EXERCISE OBJECTIVE:
Answer with one number: how many lines have "name".

ENTRIES PROVIDED:
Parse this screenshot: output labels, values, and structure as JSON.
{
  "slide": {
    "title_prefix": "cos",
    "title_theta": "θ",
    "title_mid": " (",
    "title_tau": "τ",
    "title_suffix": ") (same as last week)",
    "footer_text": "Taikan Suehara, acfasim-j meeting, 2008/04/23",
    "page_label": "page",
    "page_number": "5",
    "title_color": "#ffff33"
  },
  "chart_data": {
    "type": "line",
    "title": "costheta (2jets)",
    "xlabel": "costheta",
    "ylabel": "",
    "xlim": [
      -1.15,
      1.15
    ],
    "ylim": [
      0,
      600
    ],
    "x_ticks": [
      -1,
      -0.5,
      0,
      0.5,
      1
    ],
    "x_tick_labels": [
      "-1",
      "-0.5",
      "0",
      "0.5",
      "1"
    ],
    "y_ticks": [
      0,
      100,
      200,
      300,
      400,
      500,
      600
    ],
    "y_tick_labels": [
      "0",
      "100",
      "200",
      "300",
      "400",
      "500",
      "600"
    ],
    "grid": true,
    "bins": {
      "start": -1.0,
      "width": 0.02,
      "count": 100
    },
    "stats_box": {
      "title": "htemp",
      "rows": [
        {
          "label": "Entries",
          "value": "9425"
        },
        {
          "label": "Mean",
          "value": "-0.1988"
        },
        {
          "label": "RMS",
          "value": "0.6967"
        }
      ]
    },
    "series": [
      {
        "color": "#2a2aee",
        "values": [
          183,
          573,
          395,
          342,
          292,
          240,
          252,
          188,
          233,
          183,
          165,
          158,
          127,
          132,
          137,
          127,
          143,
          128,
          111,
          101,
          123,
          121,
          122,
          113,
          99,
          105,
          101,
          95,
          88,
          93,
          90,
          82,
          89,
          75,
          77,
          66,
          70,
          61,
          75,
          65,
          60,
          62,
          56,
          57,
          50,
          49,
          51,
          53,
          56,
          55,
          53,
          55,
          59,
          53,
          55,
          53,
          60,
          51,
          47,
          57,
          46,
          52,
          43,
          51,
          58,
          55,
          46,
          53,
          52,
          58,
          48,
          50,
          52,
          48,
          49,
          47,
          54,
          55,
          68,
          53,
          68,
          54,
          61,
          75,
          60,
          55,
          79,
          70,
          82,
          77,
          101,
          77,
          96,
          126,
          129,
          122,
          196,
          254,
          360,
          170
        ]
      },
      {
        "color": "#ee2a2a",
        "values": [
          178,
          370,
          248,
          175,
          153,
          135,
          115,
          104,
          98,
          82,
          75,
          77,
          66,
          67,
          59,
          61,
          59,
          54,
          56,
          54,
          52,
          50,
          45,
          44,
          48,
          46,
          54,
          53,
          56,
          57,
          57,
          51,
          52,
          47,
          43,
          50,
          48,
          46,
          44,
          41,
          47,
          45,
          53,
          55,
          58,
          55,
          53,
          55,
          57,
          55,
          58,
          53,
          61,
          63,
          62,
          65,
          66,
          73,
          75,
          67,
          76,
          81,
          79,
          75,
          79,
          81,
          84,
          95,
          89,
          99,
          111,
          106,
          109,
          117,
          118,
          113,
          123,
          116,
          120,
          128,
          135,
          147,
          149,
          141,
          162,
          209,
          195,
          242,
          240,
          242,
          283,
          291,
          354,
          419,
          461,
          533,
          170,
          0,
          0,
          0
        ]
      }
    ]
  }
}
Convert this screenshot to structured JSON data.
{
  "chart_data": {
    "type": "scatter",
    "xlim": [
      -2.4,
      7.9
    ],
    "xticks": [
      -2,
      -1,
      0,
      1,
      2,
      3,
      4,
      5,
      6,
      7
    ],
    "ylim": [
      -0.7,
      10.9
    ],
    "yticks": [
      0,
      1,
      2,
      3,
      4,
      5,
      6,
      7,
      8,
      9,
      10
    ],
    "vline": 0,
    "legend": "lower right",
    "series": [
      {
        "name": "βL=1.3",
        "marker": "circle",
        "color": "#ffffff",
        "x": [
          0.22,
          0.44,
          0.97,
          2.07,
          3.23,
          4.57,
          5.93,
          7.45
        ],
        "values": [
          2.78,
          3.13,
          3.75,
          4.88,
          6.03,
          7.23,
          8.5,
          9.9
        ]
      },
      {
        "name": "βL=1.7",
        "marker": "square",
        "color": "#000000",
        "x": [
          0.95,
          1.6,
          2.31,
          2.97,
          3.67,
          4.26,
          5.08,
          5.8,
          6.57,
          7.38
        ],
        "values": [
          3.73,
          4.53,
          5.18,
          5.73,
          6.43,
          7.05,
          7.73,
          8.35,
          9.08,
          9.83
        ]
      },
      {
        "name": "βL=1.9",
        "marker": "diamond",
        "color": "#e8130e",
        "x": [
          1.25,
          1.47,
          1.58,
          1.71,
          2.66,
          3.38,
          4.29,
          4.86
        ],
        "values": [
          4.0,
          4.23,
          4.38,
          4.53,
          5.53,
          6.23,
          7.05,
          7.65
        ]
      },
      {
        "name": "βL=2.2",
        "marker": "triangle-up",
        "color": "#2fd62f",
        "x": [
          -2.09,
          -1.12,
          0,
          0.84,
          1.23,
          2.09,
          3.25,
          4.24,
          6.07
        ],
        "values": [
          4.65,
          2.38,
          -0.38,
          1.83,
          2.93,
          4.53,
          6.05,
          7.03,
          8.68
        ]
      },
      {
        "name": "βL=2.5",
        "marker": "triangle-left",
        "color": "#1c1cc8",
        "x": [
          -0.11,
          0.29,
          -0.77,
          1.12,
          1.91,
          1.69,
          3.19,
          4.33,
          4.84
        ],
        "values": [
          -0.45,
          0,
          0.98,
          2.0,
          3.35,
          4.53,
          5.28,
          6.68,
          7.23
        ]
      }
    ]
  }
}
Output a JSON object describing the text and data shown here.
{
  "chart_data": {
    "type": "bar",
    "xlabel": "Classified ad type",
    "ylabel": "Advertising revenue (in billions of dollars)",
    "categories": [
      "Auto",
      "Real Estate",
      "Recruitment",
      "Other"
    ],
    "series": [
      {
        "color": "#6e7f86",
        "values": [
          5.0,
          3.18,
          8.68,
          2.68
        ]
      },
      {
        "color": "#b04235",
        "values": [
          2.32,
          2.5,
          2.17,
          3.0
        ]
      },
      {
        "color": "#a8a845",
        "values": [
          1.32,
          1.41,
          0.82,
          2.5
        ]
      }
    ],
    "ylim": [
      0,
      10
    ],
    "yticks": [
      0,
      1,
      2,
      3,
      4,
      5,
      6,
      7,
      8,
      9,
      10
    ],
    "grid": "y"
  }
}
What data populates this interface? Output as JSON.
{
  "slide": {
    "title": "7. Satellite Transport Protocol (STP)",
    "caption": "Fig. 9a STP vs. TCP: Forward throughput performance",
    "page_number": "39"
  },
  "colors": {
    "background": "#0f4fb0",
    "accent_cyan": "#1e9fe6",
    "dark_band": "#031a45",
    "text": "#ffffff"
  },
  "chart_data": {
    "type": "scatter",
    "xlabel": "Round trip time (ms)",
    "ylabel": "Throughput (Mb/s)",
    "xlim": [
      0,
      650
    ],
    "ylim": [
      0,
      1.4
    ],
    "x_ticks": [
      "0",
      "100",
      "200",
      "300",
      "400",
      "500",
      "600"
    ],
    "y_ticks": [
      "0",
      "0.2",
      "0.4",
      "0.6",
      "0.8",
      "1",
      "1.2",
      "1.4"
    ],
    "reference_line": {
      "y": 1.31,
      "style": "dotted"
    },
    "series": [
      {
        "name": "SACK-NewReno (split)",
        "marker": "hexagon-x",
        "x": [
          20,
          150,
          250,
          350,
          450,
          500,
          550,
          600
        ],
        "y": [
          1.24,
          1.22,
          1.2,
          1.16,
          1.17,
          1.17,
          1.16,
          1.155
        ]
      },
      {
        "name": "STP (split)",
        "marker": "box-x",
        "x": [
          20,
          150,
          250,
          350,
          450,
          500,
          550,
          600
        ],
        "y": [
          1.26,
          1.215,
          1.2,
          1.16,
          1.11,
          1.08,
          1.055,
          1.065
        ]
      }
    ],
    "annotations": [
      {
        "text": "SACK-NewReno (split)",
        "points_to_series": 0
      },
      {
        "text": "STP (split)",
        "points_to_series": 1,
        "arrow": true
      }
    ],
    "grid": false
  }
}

THE COMPLETED TASK:
7